• SELECTED TEXT
There, Jones said, they found acceptance and prosperity. His career as an electrician took off, and he and his wife became involved in interfaith groups, civil rights activism and Democratic political circles.

 

This year, Jones was chosen as a delegate to the Democratic National Convention. He even ran for a seat in the Alaska State House of Representatives.

 

When in July a group that says it "educates the public about the threat of Islamic extremism" linked Jones in an online posting to what it termed a "terror cult," it didn't stop him from getting 17 percent of the vote in his deeply conservative district.

 

Last week, a Facebook post by Anchorage Assembly member Amy Demboski put Jones and his beliefs in the spotlight again.

 

A Facebook post, and fallout

 

It all started with a Friday night post on the Facebook page of The Amy Demboski Show, a drive-time talk radio show on the Valley news and talk station KVNT 92.5 hosted by Demboski, Assembly member and former mayoral candidate from Chugiak-Eagle River.

 

Demboski posted a link to a blog about "Islamic compounds" across the United States that were supposedly "stockpiling weapons" after the election of Donald Trump.

 

Without identifying Jones by name, Demboski wrote that the group responsible for the "compounds" had a member in Alaska, and that he had run for political office.

 

"He seemed like a nice guy, but doesn't the group, associations, and past history deserve at least a little attention? We thought so, especially since the cleric is a militant Islamic guy living in Pakistan. Reassuring that national media highlights Alaska has our own 'compound' too…." she wrote.

 

By Monday, following a post on the Alaska Commons website, there was a Support Gregory Jones Facebook page encouraging people to wear red, white and blue to Tuesday's Anchorage Assembly meeting to speak on his behalf, and #recalldemboski was circulating online.

 

On her radio show Monday afternoon, Demboski defended herself: She said she'd never called Jones a terrorist, but had instead been trying to draw attention to an idea that there might be an Islamic compound in the state stockpiling weapons.

 

"Let's talk about it, either validate or disprove it," she said on the show. "The facts lead where the facts lead."

 

Demboski said she should be able to broach the subject without being "afraid to be attacked because we dared bring it up," she said.

 

"I'm not going to be bullied or intimidated into not talking about a group the FBI in the past has linked to terrorism," she said.

• LIST OF TASKS
A) Answer these questions using the article about Gregory Jones:
(i) What share of the vote did Jones receive in his district?
(ii) On which station does The Amy Demboski Show air?
(iii) What hashtag was circulating online by Monday?
B) Set down verbatim the passage from the article about Gregory Jones starting at "Demboski posted a" and ending at "for political office.".
The listing has no role here.

[Records showing where elements appear]
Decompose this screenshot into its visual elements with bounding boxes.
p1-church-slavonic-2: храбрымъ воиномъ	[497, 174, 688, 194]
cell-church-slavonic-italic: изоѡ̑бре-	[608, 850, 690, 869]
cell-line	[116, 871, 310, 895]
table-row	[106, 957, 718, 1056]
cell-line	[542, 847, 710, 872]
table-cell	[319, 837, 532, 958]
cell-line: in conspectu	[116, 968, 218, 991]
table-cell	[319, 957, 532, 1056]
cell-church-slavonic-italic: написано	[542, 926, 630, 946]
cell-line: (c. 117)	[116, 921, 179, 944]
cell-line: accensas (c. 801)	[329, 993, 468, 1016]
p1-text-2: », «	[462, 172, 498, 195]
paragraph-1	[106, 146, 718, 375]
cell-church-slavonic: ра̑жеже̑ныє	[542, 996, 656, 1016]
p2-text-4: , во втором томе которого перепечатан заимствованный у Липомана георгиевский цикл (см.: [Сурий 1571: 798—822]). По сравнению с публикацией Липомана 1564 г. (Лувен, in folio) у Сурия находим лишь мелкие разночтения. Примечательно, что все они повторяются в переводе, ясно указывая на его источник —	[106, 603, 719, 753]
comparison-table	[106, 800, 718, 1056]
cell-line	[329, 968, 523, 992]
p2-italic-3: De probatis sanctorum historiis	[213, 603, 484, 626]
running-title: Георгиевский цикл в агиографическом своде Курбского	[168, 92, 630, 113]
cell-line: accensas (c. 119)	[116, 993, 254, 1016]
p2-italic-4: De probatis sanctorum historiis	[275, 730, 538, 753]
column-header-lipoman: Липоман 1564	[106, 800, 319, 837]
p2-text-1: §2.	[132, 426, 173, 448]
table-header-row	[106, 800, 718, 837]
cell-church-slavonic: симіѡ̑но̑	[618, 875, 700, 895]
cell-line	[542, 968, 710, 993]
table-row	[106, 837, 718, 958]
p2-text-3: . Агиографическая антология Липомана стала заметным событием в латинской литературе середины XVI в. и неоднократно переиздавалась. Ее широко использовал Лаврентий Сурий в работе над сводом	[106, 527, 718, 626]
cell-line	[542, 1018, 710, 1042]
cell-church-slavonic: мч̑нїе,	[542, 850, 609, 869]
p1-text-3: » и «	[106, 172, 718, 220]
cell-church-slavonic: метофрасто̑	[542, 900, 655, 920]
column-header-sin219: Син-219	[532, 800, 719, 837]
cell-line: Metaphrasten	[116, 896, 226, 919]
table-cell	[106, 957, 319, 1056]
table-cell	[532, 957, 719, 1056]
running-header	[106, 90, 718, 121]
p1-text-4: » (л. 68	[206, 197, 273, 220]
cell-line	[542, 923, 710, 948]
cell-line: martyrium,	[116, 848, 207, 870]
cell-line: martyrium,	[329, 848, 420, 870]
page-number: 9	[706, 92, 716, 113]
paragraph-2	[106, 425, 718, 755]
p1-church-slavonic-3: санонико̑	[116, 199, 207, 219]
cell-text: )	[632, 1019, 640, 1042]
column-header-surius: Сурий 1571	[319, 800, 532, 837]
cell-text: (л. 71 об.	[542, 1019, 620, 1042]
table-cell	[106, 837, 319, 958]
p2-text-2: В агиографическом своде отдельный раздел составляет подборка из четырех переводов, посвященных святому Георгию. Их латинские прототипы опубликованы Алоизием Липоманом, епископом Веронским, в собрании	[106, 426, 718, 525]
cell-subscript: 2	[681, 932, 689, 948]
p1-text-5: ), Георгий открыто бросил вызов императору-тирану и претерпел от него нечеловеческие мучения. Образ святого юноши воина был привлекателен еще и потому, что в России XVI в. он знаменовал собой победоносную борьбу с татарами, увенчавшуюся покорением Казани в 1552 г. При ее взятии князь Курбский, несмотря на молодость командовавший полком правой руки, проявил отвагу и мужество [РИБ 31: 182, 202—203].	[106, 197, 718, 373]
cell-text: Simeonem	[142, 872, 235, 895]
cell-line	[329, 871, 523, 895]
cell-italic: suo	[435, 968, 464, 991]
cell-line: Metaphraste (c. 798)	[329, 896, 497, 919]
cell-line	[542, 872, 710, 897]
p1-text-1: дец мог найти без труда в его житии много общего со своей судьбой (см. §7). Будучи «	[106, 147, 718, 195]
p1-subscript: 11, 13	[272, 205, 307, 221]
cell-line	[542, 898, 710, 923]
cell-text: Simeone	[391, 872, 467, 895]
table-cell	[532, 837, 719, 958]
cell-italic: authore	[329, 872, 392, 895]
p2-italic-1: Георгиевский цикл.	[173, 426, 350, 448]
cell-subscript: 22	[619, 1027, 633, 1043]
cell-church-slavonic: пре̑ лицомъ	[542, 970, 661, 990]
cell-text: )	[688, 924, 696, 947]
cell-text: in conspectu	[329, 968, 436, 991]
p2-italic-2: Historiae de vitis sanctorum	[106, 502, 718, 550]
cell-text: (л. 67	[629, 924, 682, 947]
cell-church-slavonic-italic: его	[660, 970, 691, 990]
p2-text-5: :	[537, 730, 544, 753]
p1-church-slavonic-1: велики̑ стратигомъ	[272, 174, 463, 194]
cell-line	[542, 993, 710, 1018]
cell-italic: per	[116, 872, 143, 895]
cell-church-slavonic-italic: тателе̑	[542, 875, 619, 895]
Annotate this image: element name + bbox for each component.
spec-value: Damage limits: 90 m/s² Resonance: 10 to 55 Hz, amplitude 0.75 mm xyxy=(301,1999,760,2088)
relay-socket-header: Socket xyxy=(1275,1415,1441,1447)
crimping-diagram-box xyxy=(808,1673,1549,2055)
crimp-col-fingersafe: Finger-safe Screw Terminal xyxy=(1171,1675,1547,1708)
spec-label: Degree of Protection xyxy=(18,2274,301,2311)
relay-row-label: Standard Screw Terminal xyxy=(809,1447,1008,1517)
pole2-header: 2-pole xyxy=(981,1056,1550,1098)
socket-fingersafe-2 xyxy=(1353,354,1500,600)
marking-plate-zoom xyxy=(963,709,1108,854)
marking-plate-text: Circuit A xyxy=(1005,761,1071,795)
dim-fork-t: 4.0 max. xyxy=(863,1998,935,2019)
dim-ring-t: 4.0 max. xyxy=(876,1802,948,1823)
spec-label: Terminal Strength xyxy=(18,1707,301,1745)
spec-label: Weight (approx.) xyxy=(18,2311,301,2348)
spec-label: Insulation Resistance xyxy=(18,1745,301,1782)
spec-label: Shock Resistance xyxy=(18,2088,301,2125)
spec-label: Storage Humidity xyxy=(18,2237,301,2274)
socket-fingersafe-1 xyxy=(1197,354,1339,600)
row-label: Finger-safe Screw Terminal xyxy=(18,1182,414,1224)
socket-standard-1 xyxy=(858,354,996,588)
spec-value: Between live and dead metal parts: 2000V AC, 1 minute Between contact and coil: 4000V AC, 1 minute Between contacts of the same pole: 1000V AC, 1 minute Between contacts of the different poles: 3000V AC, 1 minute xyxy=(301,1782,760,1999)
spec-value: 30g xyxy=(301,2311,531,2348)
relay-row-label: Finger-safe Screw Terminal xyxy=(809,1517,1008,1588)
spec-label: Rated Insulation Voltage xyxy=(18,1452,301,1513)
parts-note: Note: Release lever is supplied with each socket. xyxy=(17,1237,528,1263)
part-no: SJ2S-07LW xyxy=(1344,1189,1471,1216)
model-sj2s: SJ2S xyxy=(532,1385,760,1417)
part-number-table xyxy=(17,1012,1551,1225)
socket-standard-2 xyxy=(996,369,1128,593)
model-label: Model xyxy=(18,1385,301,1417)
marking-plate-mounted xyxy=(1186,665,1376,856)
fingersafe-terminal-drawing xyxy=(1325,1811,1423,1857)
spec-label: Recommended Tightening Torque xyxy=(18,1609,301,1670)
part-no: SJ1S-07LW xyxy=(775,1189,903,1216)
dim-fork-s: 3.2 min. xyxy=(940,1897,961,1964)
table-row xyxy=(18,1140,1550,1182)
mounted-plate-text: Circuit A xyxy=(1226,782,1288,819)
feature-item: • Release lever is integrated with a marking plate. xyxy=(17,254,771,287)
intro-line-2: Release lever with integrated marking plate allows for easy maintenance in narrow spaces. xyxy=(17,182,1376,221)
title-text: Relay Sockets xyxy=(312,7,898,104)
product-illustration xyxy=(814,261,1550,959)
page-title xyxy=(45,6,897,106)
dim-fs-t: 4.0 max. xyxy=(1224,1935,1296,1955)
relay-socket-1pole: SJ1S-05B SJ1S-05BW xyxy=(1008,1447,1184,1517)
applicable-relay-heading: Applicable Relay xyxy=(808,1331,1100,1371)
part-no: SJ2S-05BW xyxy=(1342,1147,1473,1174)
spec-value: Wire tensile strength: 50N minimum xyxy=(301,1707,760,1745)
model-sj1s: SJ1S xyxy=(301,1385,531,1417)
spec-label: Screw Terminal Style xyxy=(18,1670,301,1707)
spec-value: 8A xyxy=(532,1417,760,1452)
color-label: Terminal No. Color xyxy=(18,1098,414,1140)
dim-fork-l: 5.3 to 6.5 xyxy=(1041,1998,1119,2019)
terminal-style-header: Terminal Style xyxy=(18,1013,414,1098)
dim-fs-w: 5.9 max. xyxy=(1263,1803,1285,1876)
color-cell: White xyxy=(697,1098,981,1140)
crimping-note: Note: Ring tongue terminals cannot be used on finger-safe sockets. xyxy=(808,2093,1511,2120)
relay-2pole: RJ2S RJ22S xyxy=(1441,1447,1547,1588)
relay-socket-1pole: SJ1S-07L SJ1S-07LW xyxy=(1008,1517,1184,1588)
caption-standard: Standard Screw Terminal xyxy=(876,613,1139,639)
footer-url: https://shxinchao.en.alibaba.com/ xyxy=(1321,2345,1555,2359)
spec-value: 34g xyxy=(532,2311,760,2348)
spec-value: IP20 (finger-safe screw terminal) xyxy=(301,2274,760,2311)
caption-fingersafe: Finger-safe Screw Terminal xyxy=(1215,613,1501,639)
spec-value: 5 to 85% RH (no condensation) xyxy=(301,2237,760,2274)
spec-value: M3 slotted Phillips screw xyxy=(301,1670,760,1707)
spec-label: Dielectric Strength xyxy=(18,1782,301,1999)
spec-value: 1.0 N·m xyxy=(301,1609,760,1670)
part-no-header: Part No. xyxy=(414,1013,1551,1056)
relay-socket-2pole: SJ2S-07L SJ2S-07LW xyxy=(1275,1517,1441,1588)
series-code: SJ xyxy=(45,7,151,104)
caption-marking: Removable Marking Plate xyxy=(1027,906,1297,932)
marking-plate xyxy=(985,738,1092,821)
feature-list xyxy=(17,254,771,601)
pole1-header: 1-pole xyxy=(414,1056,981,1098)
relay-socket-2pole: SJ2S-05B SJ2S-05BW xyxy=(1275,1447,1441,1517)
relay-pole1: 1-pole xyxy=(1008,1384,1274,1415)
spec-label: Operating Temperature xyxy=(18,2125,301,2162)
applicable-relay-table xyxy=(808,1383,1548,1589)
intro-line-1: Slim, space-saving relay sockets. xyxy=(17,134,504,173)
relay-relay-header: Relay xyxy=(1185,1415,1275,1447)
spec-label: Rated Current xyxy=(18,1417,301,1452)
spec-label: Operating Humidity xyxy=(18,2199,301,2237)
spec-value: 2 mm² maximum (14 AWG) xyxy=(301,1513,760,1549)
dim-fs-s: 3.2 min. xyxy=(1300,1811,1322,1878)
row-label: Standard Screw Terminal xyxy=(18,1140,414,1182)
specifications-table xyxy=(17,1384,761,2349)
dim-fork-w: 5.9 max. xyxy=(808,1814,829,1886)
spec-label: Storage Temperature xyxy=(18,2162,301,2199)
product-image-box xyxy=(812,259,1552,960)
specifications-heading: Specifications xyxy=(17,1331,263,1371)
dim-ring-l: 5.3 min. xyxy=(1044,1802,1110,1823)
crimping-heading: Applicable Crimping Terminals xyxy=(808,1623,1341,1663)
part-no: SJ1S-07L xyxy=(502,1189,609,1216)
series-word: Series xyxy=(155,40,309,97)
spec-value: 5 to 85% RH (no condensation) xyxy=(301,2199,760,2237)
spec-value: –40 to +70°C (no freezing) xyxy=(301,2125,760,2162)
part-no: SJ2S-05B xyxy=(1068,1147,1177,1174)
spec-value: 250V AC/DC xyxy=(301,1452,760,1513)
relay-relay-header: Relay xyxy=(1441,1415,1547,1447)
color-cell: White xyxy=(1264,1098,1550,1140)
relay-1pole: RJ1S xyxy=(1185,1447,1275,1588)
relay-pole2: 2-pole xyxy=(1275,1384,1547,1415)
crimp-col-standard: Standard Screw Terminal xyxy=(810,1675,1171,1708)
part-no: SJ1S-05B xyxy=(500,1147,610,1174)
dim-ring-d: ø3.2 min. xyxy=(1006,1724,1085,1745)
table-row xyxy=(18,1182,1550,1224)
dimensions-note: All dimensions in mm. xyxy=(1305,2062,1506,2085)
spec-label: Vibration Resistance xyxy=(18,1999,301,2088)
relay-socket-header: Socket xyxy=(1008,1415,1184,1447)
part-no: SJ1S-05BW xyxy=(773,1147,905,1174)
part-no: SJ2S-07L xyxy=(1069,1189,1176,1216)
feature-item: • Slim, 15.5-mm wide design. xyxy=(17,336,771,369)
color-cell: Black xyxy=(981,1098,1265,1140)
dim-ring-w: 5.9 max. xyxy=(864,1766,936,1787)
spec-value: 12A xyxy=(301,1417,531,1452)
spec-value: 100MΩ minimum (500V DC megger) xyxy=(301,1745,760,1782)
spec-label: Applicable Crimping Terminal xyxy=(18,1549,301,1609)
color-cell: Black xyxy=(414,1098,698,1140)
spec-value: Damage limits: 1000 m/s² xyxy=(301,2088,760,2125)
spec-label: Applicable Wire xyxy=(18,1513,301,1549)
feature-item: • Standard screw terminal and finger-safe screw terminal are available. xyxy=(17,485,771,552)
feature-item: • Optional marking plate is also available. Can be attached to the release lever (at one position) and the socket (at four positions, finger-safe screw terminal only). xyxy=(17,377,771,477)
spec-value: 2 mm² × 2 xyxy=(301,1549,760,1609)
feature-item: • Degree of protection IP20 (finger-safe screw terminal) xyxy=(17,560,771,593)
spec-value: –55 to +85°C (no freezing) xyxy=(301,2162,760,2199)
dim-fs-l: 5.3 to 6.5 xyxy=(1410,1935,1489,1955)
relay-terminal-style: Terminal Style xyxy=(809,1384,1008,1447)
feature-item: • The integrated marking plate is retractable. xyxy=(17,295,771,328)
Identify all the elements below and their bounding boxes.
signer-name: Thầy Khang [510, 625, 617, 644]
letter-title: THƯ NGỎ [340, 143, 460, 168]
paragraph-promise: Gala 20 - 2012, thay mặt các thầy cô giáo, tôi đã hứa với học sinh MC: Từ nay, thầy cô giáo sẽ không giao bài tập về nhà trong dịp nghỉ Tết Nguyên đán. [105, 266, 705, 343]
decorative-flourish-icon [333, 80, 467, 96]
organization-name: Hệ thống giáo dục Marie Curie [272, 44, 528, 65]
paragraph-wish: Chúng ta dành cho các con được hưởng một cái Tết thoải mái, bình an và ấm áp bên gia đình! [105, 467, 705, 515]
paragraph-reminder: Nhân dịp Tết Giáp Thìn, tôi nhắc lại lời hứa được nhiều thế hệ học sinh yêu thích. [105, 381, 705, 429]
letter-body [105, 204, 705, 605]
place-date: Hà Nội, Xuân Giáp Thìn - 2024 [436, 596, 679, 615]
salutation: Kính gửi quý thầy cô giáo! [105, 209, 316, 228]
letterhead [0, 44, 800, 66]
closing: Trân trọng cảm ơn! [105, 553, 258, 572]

• PROBLEM SOLUTIONS
A)
(i) 17 percent
(ii) KVNT 92.5
(iii) #recalldemboski

B)
Demboski posted a link to a blog about "Islamic compounds" across the United States that were supposedly "stockpiling weapons" after the election of Donald Trump.

 

Without identifying Jones by name, Demboski wrote that the group responsible for the "compounds" had a member in Alaska, and that he had run for political office.